▼
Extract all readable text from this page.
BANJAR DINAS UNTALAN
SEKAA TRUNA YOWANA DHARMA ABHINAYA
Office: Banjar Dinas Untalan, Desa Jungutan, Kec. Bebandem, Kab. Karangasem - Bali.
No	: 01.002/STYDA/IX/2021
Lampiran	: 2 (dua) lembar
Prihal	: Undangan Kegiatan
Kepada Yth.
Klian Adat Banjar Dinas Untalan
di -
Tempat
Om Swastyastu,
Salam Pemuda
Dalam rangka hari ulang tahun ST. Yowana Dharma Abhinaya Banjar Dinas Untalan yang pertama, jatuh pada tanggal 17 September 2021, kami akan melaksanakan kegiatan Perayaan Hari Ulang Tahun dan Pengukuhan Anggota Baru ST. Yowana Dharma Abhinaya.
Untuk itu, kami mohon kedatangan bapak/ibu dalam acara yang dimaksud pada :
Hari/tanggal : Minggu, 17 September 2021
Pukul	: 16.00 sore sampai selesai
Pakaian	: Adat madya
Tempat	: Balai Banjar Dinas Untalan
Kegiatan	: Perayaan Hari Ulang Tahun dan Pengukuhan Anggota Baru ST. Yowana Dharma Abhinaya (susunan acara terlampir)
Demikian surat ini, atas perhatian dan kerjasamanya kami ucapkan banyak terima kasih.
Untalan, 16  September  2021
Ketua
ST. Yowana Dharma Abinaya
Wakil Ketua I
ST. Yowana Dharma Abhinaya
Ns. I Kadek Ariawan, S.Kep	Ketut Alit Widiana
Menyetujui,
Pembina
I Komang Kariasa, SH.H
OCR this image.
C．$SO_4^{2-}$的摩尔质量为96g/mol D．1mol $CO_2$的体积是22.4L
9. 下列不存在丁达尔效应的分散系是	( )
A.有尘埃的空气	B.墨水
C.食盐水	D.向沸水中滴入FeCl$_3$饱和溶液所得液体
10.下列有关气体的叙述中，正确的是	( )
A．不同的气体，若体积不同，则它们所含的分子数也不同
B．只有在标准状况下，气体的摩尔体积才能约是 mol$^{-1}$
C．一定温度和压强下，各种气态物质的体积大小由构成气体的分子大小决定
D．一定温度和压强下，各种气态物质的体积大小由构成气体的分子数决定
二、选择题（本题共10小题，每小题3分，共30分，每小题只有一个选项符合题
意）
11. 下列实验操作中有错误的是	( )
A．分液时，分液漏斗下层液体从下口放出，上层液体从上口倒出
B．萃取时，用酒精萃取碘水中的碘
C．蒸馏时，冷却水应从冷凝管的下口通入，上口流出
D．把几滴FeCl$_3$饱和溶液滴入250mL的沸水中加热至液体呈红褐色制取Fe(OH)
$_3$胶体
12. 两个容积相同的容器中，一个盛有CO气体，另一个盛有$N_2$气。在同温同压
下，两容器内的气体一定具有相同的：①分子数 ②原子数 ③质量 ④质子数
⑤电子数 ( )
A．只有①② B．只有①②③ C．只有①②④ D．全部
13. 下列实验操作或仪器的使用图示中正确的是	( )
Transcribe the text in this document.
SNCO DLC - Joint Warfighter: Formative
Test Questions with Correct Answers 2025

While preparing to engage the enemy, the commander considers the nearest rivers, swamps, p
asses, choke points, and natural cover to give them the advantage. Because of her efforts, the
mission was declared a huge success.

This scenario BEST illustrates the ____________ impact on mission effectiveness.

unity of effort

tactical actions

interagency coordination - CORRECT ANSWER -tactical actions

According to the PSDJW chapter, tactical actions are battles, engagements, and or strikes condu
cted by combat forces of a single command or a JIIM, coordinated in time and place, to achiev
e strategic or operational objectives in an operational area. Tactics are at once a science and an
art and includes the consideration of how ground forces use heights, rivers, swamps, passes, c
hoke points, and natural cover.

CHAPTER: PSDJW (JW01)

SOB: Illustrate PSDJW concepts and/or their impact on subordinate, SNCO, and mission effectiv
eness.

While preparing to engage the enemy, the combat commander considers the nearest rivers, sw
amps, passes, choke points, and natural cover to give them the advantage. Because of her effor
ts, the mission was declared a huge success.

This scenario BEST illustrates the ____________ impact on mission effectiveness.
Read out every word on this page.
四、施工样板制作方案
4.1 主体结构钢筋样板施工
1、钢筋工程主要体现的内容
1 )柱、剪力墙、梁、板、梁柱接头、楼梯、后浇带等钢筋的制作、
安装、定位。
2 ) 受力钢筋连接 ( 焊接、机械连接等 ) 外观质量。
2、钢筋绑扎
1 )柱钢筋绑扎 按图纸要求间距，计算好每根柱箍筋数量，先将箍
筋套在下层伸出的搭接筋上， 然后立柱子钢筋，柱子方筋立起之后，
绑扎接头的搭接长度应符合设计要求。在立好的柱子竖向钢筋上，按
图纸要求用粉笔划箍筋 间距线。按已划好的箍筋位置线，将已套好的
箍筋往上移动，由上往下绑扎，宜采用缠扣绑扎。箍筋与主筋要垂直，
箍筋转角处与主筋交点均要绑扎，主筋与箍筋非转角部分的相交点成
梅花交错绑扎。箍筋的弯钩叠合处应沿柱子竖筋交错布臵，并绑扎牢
▲
• Task requirements: Using the records above, please retype only the run of lines from the line holding "Read out every word on this page." through the last line, both ends included.

• Full answer:
Read out every word on this page.
四、施工样板制作方案
4.1 主体结构钢筋样板施工
1、钢筋工程主要体现的内容
1 )柱、剪力墙、梁、板、梁柱接头、楼梯、后浇带等钢筋的制作、
安装、定位。
2 ) 受力钢筋连接 ( 焊接、机械连接等 ) 外观质量。
2、钢筋绑扎
1 )柱钢筋绑扎 按图纸要求间距，计算好每根柱箍筋数量，先将箍
筋套在下层伸出的搭接筋上， 然后立柱子钢筋，柱子方筋立起之后，
绑扎接头的搭接长度应符合设计要求。在立好的柱子竖向钢筋上，按
图纸要求用粉笔划箍筋 间距线。按已划好的箍筋位置线，将已套好的
箍筋往上移动，由上往下绑扎，宜采用缠扣绑扎。箍筋与主筋要垂直，
箍筋转角处与主筋交点均要绑扎，主筋与箍筋非转角部分的相交点成
梅花交错绑扎。箍筋的弯钩叠合处应沿柱子竖筋交错布臵，并绑扎牢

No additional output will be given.